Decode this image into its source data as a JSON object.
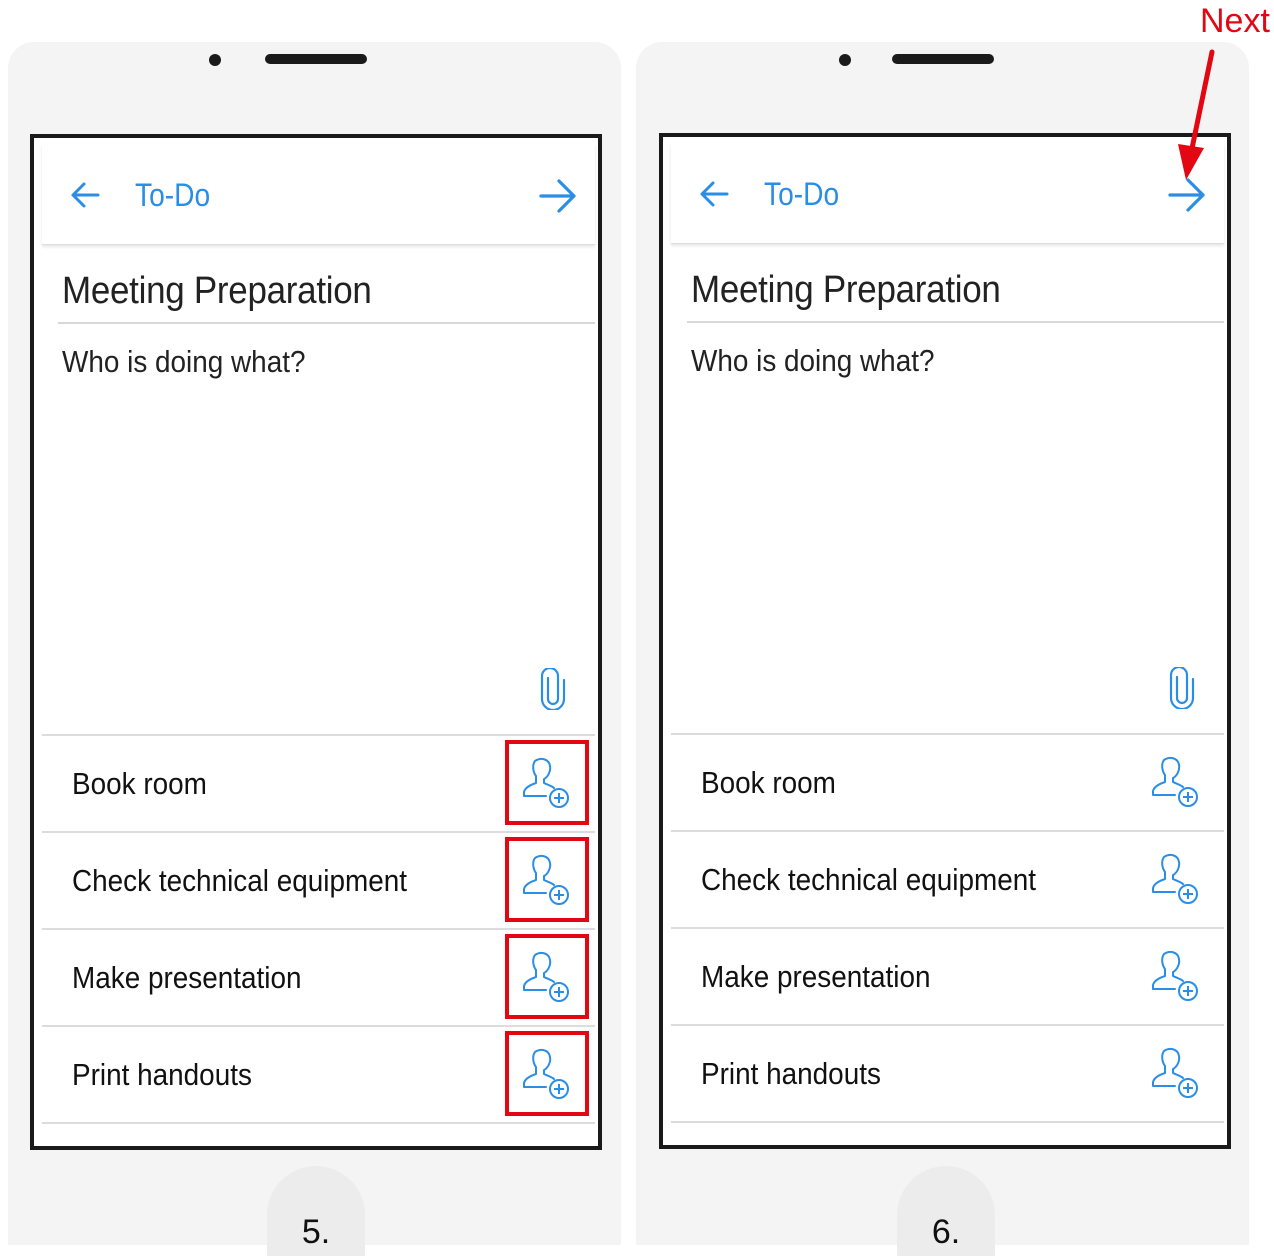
{
  "annotation": {
    "next_label": "Next",
    "highlight_color": "#e30613"
  },
  "accent_color": "#2b8ee6",
  "screens": [
    {
      "step": "5.",
      "header": {
        "back_icon": "arrow-left-icon",
        "title": "To-Do",
        "forward_icon": "arrow-right-icon"
      },
      "task_title": "Meeting Preparation",
      "description": "Who is doing what?",
      "attachment_icon": "paperclip-icon",
      "items": [
        {
          "label": "Book room",
          "icon": "add-person-icon",
          "highlighted": true
        },
        {
          "label": "Check technical equipment",
          "icon": "add-person-icon",
          "highlighted": true
        },
        {
          "label": "Make presentation",
          "icon": "add-person-icon",
          "highlighted": true
        },
        {
          "label": "Print handouts",
          "icon": "add-person-icon",
          "highlighted": true
        }
      ]
    },
    {
      "step": "6.",
      "header": {
        "back_icon": "arrow-left-icon",
        "title": "To-Do",
        "forward_icon": "arrow-right-icon"
      },
      "task_title": "Meeting Preparation",
      "description": "Who is doing what?",
      "attachment_icon": "paperclip-icon",
      "items": [
        {
          "label": "Book room",
          "icon": "add-person-icon",
          "highlighted": false
        },
        {
          "label": "Check technical equipment",
          "icon": "add-person-icon",
          "highlighted": false
        },
        {
          "label": "Make presentation",
          "icon": "add-person-icon",
          "highlighted": false
        },
        {
          "label": "Print handouts",
          "icon": "add-person-icon",
          "highlighted": false
        }
      ]
    }
  ]
}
********
--- YOUR TASK ---
Set every line down exactly as written, leaving each picture out.

--- ANSWER FOR THE TASK ---
Decode this image into its source data as a JSON object.
{
  "annotation": {
    "next_label": "Next",
    "highlight_color": "#e30613"
  },
  "accent_color": "#2b8ee6",
  "screens": [
    {
      "step": "5.",
      "header": {
        "back_icon": "arrow-left-icon",
        "title": "To-Do",
        "forward_icon": "arrow-right-icon"
      },
      "task_title": "Meeting Preparation",
      "description": "Who is doing what?",
      "attachment_icon": "paperclip-icon",
      "items": [
        {
          "label": "Book room",
          "icon": "add-person-icon",
          "highlighted": true
        },
        {
          "label": "Check technical equipment",
          "icon": "add-person-icon",
          "highlighted": true
        },
        {
          "label": "Make presentation",
          "icon": "add-person-icon",
          "highlighted": true
        },
        {
          "label": "Print handouts",
          "icon": "add-person-icon",
          "highlighted": true
        }
      ]
    },
    {
      "step": "6.",
      "header": {
        "back_icon": "arrow-left-icon",
        "title": "To-Do",
        "forward_icon": "arrow-right-icon"
      },
      "task_title": "Meeting Preparation",
      "description": "Who is doing what?",
      "attachment_icon": "paperclip-icon",
      "items": [
        {
          "label": "Book room",
          "icon": "add-person-icon",
          "highlighted": false
        },
        {
          "label": "Check technical equipment",
          "icon": "add-person-icon",
          "highlighted": false
        },
        {
          "label": "Make presentation",
          "icon": "add-person-icon",
          "highlighted": false
        },
        {
          "label": "Print handouts",
          "icon": "add-person-icon",
          "highlighted": false
        }
      ]
    }
  ]
}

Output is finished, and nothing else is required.